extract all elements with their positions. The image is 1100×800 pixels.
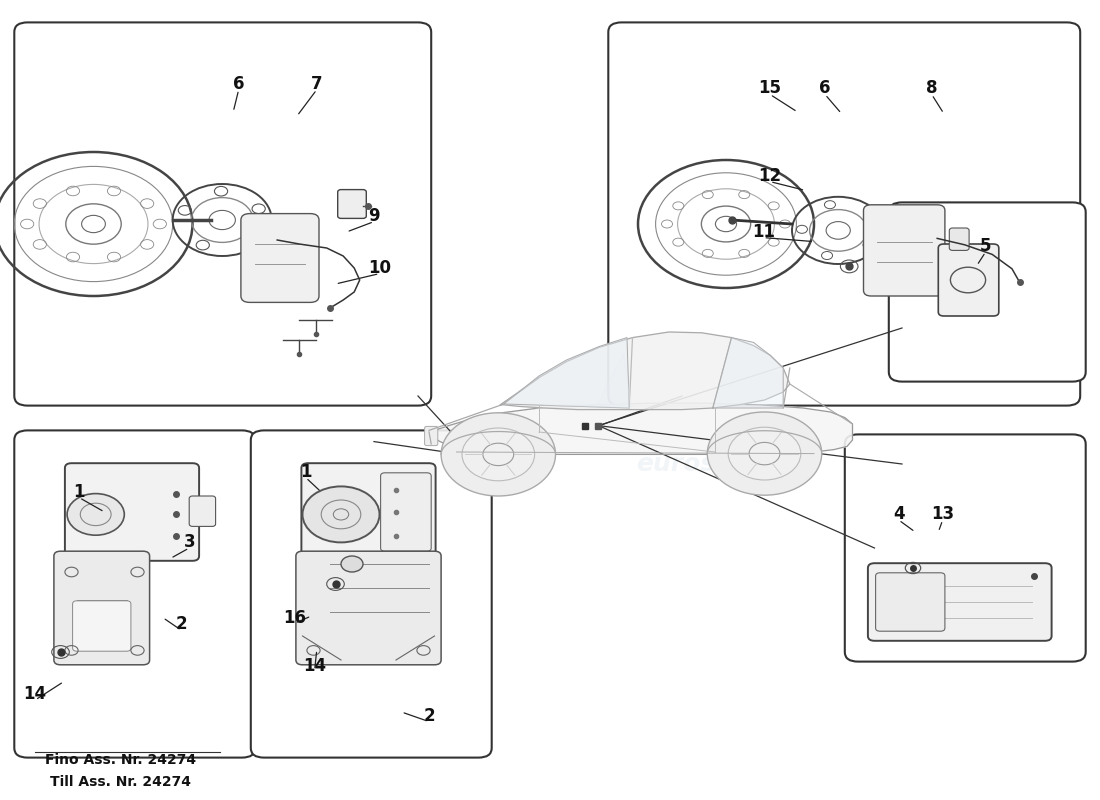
Text: Fino Ass. Nr. 24274: Fino Ass. Nr. 24274 [45, 753, 197, 767]
Text: 10: 10 [368, 259, 390, 277]
Text: 1: 1 [74, 483, 85, 501]
Circle shape [728, 427, 801, 480]
Polygon shape [543, 354, 631, 408]
Text: 12: 12 [758, 167, 782, 185]
FancyBboxPatch shape [251, 430, 492, 758]
FancyBboxPatch shape [54, 551, 150, 665]
Circle shape [302, 486, 379, 542]
FancyBboxPatch shape [189, 496, 216, 526]
Polygon shape [500, 332, 790, 410]
FancyBboxPatch shape [241, 214, 319, 302]
Text: 2: 2 [176, 615, 187, 633]
FancyBboxPatch shape [889, 202, 1086, 382]
Text: 5: 5 [980, 237, 991, 254]
FancyBboxPatch shape [938, 244, 999, 316]
Text: eurospares: eurospares [636, 452, 794, 476]
Circle shape [67, 494, 124, 535]
Text: 8: 8 [926, 79, 937, 97]
Text: 9: 9 [368, 207, 379, 225]
Text: 11: 11 [752, 223, 774, 241]
FancyBboxPatch shape [876, 573, 945, 631]
Text: 1: 1 [300, 463, 311, 481]
FancyBboxPatch shape [381, 473, 431, 551]
Text: 14: 14 [302, 657, 327, 674]
Text: 14: 14 [23, 686, 47, 703]
Text: 6: 6 [820, 79, 830, 97]
Polygon shape [504, 338, 629, 408]
Text: 2: 2 [424, 707, 434, 725]
Text: 13: 13 [931, 505, 955, 522]
Text: 16: 16 [284, 609, 306, 626]
Text: Till Ass. Nr. 24274: Till Ass. Nr. 24274 [51, 774, 191, 789]
Circle shape [462, 428, 535, 481]
Text: eurospares: eurospares [713, 228, 871, 252]
Text: 4: 4 [893, 505, 904, 522]
FancyBboxPatch shape [868, 563, 1052, 641]
Text: eurospares: eurospares [135, 228, 294, 252]
FancyBboxPatch shape [425, 426, 438, 446]
Circle shape [441, 413, 556, 496]
FancyBboxPatch shape [14, 430, 255, 758]
FancyBboxPatch shape [864, 205, 945, 296]
Polygon shape [429, 403, 852, 454]
Text: 6: 6 [233, 75, 244, 93]
FancyBboxPatch shape [65, 463, 199, 561]
Circle shape [341, 556, 363, 572]
Polygon shape [713, 338, 783, 408]
FancyBboxPatch shape [14, 22, 431, 406]
Text: eurospares: eurospares [249, 578, 389, 598]
FancyBboxPatch shape [608, 22, 1080, 406]
Text: 3: 3 [184, 533, 195, 550]
FancyBboxPatch shape [338, 190, 366, 218]
Text: 7: 7 [311, 75, 322, 93]
Circle shape [707, 412, 822, 495]
FancyBboxPatch shape [301, 463, 436, 561]
FancyBboxPatch shape [73, 601, 131, 651]
FancyBboxPatch shape [949, 228, 969, 250]
FancyBboxPatch shape [845, 434, 1086, 662]
Text: 15: 15 [759, 79, 781, 97]
FancyBboxPatch shape [296, 551, 441, 665]
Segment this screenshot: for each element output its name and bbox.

WHAT THE TASK REQUIRES: Could you transcribe, unchanged, the stretch of the entries from the line containing "Text: Fino Ass." through the line containing "FancyBboxPatch shape [251, 430, 492, 758]", including both of those lines?

RESPONSE FOR THIS EXERCISE:
Text: Fino Ass. Nr. 24274: Fino Ass. Nr. 24274 [45, 753, 197, 767]
Text: 10: 10 [368, 259, 390, 277]
Text: 1: 1 [74, 483, 85, 501]
Circle shape [728, 427, 801, 480]
Polygon shape [543, 354, 631, 408]
Text: 12: 12 [758, 167, 782, 185]
FancyBboxPatch shape [251, 430, 492, 758]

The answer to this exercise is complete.